• Stated exercise
Retype all of the entries word for word.
———
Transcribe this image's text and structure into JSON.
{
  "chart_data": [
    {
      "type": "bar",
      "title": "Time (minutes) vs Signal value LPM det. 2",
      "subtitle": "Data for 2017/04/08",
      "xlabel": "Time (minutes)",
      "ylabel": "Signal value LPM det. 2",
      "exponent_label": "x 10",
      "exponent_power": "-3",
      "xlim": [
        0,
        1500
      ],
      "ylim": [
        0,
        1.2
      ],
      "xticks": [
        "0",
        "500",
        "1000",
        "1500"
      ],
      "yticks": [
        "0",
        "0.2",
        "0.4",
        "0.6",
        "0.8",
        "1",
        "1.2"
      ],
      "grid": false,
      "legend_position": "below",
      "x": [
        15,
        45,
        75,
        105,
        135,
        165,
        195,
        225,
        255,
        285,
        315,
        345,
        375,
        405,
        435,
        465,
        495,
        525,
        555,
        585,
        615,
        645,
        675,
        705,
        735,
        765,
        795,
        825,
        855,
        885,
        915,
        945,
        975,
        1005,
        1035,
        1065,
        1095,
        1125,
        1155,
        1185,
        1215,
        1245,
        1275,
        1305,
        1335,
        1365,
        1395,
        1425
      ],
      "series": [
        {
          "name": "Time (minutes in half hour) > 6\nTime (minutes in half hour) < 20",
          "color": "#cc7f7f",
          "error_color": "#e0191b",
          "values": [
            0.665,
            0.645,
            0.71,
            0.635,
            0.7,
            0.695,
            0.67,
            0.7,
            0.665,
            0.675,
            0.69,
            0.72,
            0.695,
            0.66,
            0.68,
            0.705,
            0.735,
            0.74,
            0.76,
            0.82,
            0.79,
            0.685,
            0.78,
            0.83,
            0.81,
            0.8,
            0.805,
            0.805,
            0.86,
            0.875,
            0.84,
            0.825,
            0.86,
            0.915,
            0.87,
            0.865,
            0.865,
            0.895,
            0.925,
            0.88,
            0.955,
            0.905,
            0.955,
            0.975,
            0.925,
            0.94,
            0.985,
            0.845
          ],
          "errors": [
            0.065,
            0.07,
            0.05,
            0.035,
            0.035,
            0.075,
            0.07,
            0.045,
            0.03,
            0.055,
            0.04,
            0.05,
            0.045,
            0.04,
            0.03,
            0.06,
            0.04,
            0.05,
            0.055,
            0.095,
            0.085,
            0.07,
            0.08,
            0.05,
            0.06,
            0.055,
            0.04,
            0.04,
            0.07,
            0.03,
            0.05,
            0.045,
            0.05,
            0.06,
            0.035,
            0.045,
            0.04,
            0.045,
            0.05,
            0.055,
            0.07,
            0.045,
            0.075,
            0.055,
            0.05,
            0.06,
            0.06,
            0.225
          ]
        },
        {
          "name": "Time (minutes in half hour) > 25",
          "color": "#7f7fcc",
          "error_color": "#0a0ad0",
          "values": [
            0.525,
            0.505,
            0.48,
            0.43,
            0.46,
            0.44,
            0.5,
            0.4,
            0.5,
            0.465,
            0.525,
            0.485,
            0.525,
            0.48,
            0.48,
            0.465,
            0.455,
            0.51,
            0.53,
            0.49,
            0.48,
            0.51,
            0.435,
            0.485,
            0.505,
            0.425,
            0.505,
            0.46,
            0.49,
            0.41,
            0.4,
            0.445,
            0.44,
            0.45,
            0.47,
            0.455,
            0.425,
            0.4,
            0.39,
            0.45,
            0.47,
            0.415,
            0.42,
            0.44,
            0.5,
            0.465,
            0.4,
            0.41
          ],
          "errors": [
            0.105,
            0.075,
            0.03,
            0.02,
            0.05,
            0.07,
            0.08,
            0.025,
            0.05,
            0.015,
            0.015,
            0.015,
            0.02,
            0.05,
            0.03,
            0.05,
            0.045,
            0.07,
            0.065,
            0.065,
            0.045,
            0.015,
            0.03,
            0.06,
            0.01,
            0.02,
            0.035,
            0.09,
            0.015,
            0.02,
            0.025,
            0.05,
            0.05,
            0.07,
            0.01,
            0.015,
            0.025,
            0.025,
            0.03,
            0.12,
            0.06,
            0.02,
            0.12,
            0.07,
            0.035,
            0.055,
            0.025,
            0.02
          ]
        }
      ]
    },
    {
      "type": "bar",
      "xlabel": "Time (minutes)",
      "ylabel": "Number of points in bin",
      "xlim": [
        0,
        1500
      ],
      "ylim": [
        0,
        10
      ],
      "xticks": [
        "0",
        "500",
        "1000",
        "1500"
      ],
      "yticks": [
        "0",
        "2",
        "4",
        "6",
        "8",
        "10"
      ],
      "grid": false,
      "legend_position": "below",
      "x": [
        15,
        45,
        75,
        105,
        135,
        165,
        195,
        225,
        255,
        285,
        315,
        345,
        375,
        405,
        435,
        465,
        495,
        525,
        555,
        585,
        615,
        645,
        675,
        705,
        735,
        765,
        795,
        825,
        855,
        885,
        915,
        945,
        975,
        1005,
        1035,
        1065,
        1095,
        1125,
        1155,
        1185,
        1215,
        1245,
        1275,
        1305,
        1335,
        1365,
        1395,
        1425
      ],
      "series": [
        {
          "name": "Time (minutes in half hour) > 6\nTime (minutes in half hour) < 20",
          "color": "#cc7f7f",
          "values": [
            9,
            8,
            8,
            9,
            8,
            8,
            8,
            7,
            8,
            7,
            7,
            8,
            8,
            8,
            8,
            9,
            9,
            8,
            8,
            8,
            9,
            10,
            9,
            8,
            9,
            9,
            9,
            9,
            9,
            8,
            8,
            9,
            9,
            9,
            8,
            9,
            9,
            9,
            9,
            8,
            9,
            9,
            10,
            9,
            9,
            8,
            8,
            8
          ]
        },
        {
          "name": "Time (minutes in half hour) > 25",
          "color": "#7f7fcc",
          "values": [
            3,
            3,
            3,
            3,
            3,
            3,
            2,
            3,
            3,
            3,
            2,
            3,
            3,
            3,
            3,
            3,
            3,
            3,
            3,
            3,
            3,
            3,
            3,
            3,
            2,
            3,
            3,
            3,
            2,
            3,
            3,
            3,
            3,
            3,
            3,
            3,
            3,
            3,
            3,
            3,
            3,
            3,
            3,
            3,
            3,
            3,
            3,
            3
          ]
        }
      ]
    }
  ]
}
———
• Exercise output
Transcribe this image's text and structure into JSON.
{
  "chart_data": [
    {
      "type": "bar",
      "title": "Time (minutes) vs Signal value LPM det. 2",
      "subtitle": "Data for 2017/04/08",
      "xlabel": "Time (minutes)",
      "ylabel": "Signal value LPM det. 2",
      "exponent_label": "x 10",
      "exponent_power": "-3",
      "xlim": [
        0,
        1500
      ],
      "ylim": [
        0,
        1.2
      ],
      "xticks": [
        "0",
        "500",
        "1000",
        "1500"
      ],
      "yticks": [
        "0",
        "0.2",
        "0.4",
        "0.6",
        "0.8",
        "1",
        "1.2"
      ],
      "grid": false,
      "legend_position": "below",
      "x": [
        15,
        45,
        75,
        105,
        135,
        165,
        195,
        225,
        255,
        285,
        315,
        345,
        375,
        405,
        435,
        465,
        495,
        525,
        555,
        585,
        615,
        645,
        675,
        705,
        735,
        765,
        795,
        825,
        855,
        885,
        915,
        945,
        975,
        1005,
        1035,
        1065,
        1095,
        1125,
        1155,
        1185,
        1215,
        1245,
        1275,
        1305,
        1335,
        1365,
        1395,
        1425
      ],
      "series": [
        {
          "name": "Time (minutes in half hour) > 6\nTime (minutes in half hour) < 20",
          "color": "#cc7f7f",
          "error_color": "#e0191b",
          "values": [
            0.665,
            0.645,
            0.71,
            0.635,
            0.7,
            0.695,
            0.67,
            0.7,
            0.665,
            0.675,
            0.69,
            0.72,
            0.695,
            0.66,
            0.68,
            0.705,
            0.735,
            0.74,
            0.76,
            0.82,
            0.79,
            0.685,
            0.78,
            0.83,
            0.81,
            0.8,
            0.805,
            0.805,
            0.86,
            0.875,
            0.84,
            0.825,
            0.86,
            0.915,
            0.87,
            0.865,
            0.865,
            0.895,
            0.925,
            0.88,
            0.955,
            0.905,
            0.955,
            0.975,
            0.925,
            0.94,
            0.985,
            0.845
          ],
          "errors": [
            0.065,
            0.07,
            0.05,
            0.035,
            0.035,
            0.075,
            0.07,
            0.045,
            0.03,
            0.055,
            0.04,
            0.05,
            0.045,
            0.04,
            0.03,
            0.06,
            0.04,
            0.05,
            0.055,
            0.095,
            0.085,
            0.07,
            0.08,
            0.05,
            0.06,
            0.055,
            0.04,
            0.04,
            0.07,
            0.03,
            0.05,
            0.045,
            0.05,
            0.06,
            0.035,
            0.045,
            0.04,
            0.045,
            0.05,
            0.055,
            0.07,
            0.045,
            0.075,
            0.055,
            0.05,
            0.06,
            0.06,
            0.225
          ]
        },
        {
          "name": "Time (minutes in half hour) > 25",
          "color": "#7f7fcc",
          "error_color": "#0a0ad0",
          "values": [
            0.525,
            0.505,
            0.48,
            0.43,
            0.46,
            0.44,
            0.5,
            0.4,
            0.5,
            0.465,
            0.525,
            0.485,
            0.525,
            0.48,
            0.48,
            0.465,
            0.455,
            0.51,
            0.53,
            0.49,
            0.48,
            0.51,
            0.435,
            0.485,
            0.505,
            0.425,
            0.505,
            0.46,
            0.49,
            0.41,
            0.4,
            0.445,
            0.44,
            0.45,
            0.47,
            0.455,
            0.425,
            0.4,
            0.39,
            0.45,
            0.47,
            0.415,
            0.42,
            0.44,
            0.5,
            0.465,
            0.4,
            0.41
          ],
          "errors": [
            0.105,
            0.075,
            0.03,
            0.02,
            0.05,
            0.07,
            0.08,
            0.025,
            0.05,
            0.015,
            0.015,
            0.015,
            0.02,
            0.05,
            0.03,
            0.05,
            0.045,
            0.07,
            0.065,
            0.065,
            0.045,
            0.015,
            0.03,
            0.06,
            0.01,
            0.02,
            0.035,
            0.09,
            0.015,
            0.02,
            0.025,
            0.05,
            0.05,
            0.07,
            0.01,
            0.015,
            0.025,
            0.025,
            0.03,
            0.12,
            0.06,
            0.02,
            0.12,
            0.07,
            0.035,
            0.055,
            0.025,
            0.02
          ]
        }
      ]
    },
    {
      "type": "bar",
      "xlabel": "Time (minutes)",
      "ylabel": "Number of points in bin",
      "xlim": [
        0,
        1500
      ],
      "ylim": [
        0,
        10
      ],
      "xticks": [
        "0",
        "500",
        "1000",
        "1500"
      ],
      "yticks": [
        "0",
        "2",
        "4",
        "6",
        "8",
        "10"
      ],
      "grid": false,
      "legend_position": "below",
      "x": [
        15,
        45,
        75,
        105,
        135,
        165,
        195,
        225,
        255,
        285,
        315,
        345,
        375,
        405,
        435,
        465,
        495,
        525,
        555,
        585,
        615,
        645,
        675,
        705,
        735,
        765,
        795,
        825,
        855,
        885,
        915,
        945,
        975,
        1005,
        1035,
        1065,
        1095,
        1125,
        1155,
        1185,
        1215,
        1245,
        1275,
        1305,
        1335,
        1365,
        1395,
        1425
      ],
      "series": [
        {
          "name": "Time (minutes in half hour) > 6\nTime (minutes in half hour) < 20",
          "color": "#cc7f7f",
          "values": [
            9,
            8,
            8,
            9,
            8,
            8,
            8,
            7,
            8,
            7,
            7,
            8,
            8,
            8,
            8,
            9,
            9,
            8,
            8,
            8,
            9,
            10,
            9,
            8,
            9,
            9,
            9,
            9,
            9,
            8,
            8,
            9,
            9,
            9,
            8,
            9,
            9,
            9,
            9,
            8,
            9,
            9,
            10,
            9,
            9,
            8,
            8,
            8
          ]
        },
        {
          "name": "Time (minutes in half hour) > 25",
          "color": "#7f7fcc",
          "values": [
            3,
            3,
            3,
            3,
            3,
            3,
            2,
            3,
            3,
            3,
            2,
            3,
            3,
            3,
            3,
            3,
            3,
            3,
            3,
            3,
            3,
            3,
            3,
            3,
            2,
            3,
            3,
            3,
            2,
            3,
            3,
            3,
            3,
            3,
            3,
            3,
            3,
            3,
            3,
            3,
            3,
            3,
            3,
            3,
            3,
            3,
            3,
            3
          ]
        }
      ]
    }
  ]
}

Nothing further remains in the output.